>> Begin

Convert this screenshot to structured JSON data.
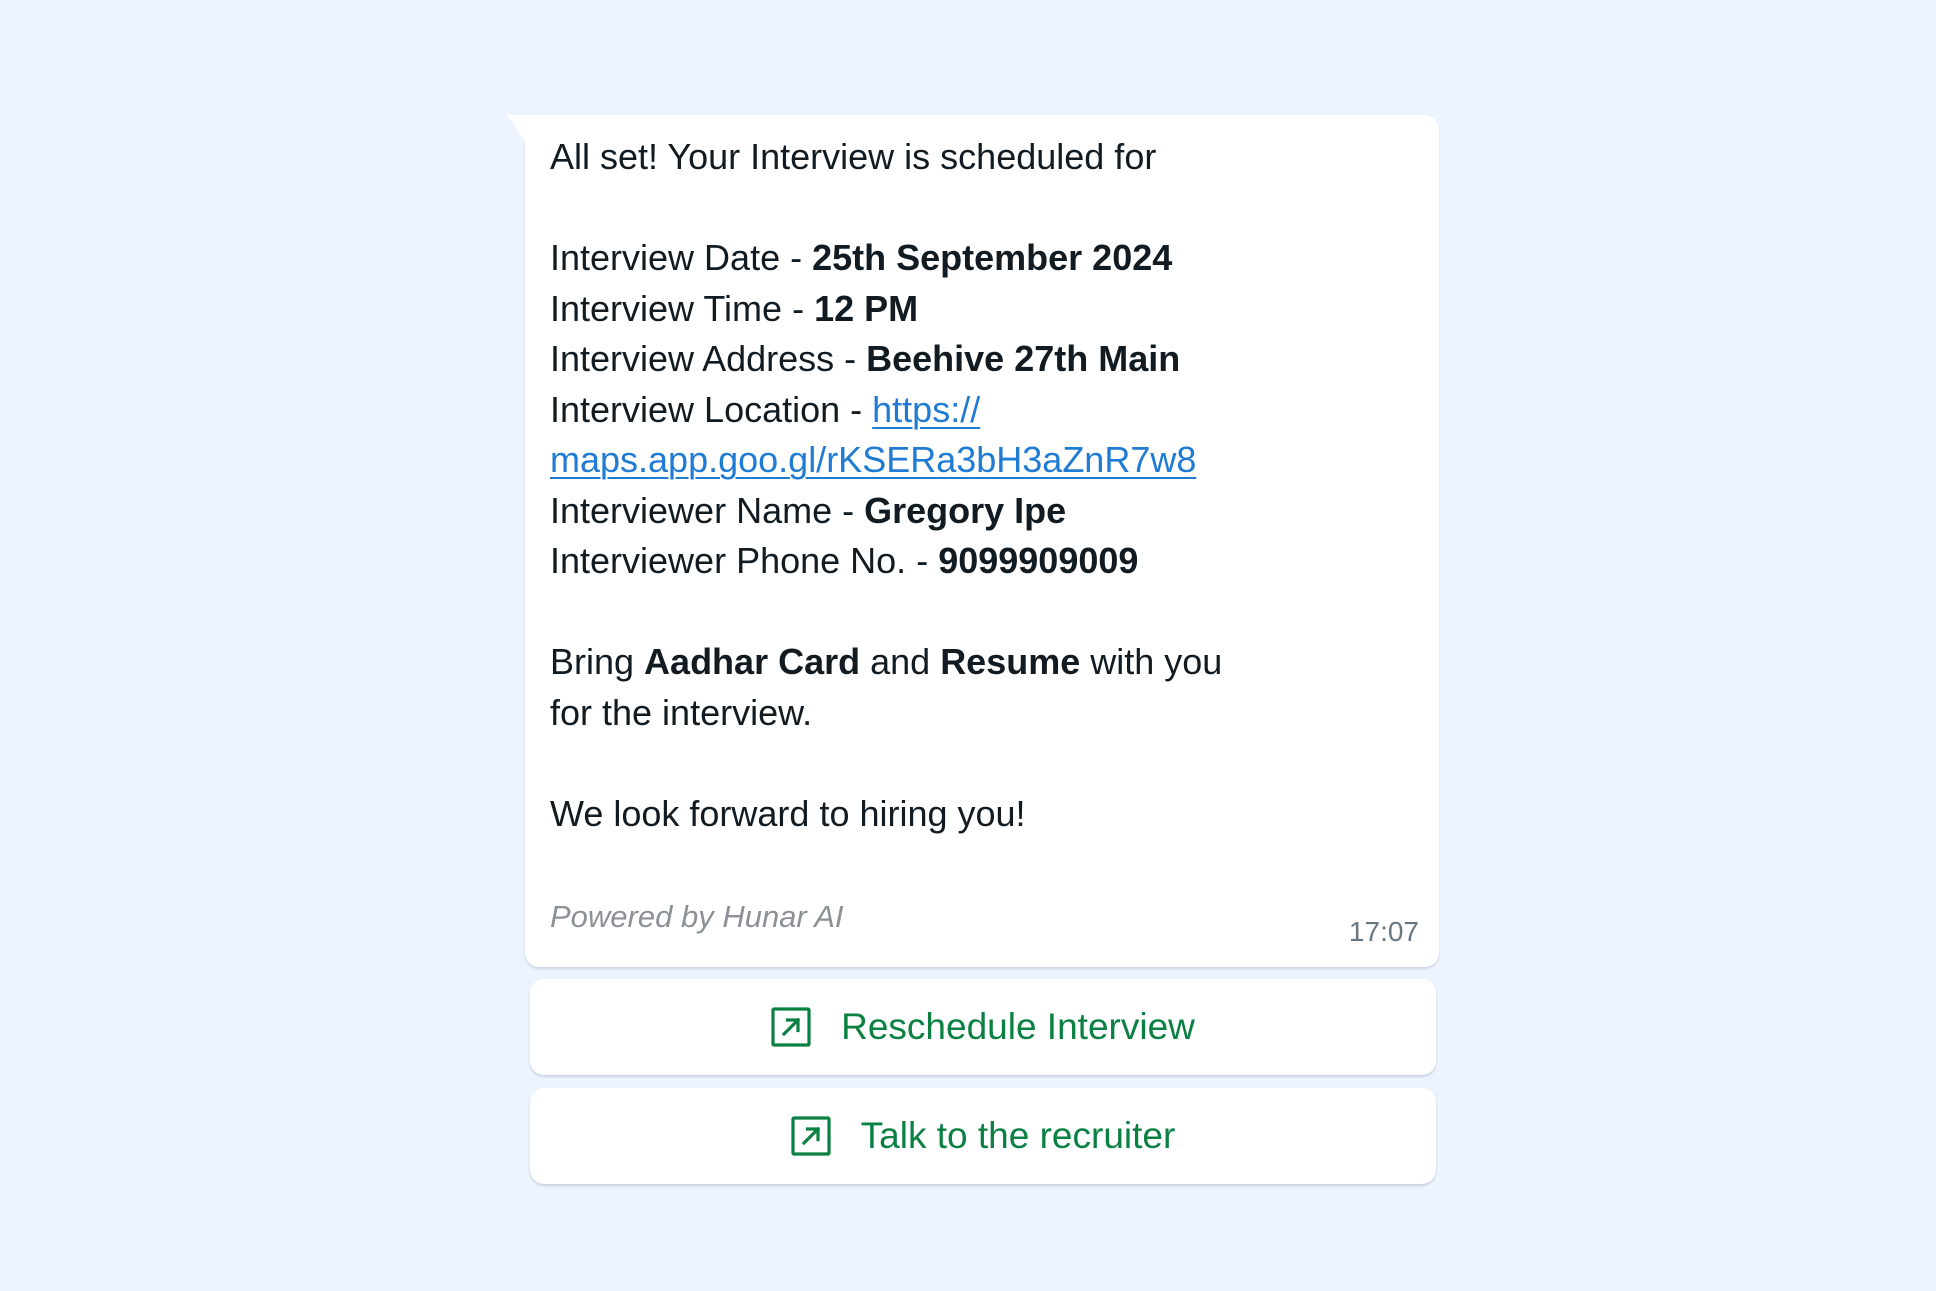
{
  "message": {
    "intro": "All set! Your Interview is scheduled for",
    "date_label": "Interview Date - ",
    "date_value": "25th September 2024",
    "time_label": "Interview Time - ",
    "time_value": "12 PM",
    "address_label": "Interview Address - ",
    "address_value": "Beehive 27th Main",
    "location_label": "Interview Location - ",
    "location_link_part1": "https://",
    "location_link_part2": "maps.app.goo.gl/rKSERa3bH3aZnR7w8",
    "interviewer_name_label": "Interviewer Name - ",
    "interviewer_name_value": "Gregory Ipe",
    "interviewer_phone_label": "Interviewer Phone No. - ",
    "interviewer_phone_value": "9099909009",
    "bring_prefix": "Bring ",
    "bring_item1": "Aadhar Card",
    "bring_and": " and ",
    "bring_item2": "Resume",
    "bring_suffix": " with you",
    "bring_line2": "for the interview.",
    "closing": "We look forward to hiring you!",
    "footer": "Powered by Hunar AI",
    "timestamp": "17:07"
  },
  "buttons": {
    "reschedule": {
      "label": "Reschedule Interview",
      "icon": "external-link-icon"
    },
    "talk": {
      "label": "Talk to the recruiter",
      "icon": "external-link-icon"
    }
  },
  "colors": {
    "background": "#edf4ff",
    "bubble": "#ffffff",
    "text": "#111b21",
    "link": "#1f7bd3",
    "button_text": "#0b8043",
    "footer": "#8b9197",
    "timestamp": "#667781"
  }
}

>> End
>> Begin

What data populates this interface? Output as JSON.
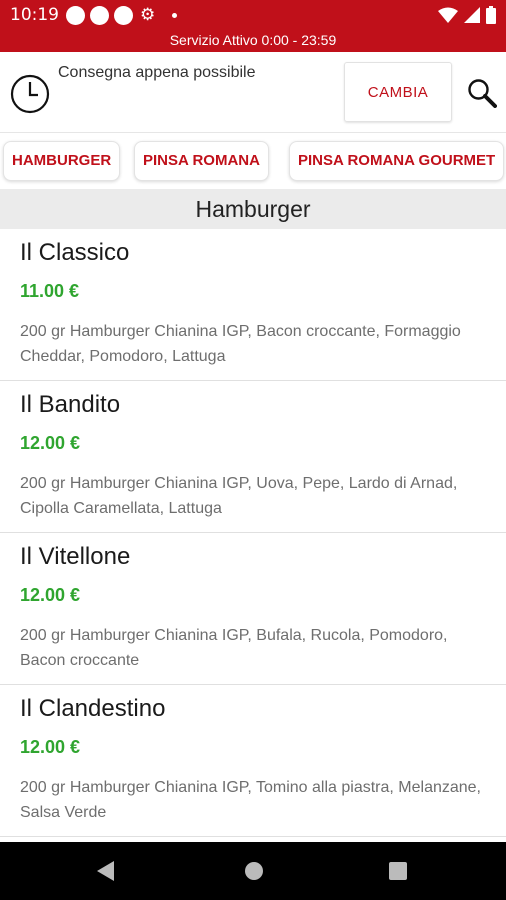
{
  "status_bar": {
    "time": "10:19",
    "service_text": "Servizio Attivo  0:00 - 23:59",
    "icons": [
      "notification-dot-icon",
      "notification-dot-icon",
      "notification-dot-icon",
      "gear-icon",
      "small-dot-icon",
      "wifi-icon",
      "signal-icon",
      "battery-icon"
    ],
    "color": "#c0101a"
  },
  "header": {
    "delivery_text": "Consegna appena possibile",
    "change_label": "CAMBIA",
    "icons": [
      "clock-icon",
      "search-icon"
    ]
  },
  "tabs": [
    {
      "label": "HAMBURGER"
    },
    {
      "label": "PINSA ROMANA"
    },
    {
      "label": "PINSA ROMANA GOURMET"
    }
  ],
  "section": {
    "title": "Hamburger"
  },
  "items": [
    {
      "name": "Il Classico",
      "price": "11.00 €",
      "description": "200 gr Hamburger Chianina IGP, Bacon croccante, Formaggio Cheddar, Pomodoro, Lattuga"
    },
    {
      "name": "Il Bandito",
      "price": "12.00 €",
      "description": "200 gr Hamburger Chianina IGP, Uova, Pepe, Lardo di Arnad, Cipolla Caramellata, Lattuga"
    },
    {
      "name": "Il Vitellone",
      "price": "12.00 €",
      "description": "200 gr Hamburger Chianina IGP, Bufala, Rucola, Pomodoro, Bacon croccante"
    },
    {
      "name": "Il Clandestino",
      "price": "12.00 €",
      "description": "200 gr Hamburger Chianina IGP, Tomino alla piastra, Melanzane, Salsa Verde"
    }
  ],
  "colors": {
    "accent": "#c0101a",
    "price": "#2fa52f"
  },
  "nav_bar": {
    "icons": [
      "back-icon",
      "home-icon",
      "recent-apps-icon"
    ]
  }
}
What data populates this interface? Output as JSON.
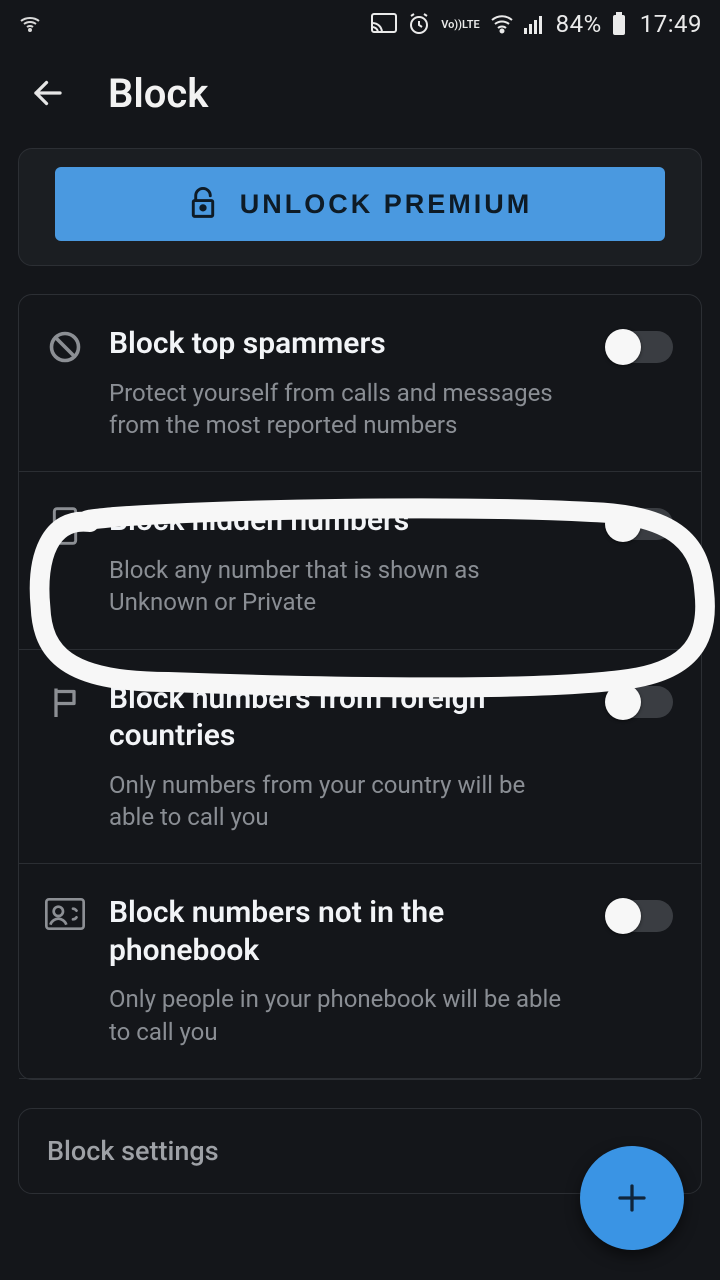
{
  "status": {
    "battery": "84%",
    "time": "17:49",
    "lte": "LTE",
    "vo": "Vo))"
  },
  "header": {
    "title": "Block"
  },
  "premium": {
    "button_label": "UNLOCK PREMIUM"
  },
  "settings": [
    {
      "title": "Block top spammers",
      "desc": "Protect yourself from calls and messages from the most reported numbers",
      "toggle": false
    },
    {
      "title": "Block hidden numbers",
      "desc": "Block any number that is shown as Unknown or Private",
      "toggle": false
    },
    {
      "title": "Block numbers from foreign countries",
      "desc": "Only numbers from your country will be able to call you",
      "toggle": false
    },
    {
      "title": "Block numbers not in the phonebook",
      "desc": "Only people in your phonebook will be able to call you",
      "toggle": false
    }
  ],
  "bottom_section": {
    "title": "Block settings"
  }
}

>> End

GIVEN TASK – Identify the lines above that contain the word "from", then copy them.

EXERCISE RESULT –
      "desc": "Protect yourself from calls and messages from the most reported numbers",
      "title": "Block numbers from foreign countries",
      "desc": "Only numbers from your country will be able to call you",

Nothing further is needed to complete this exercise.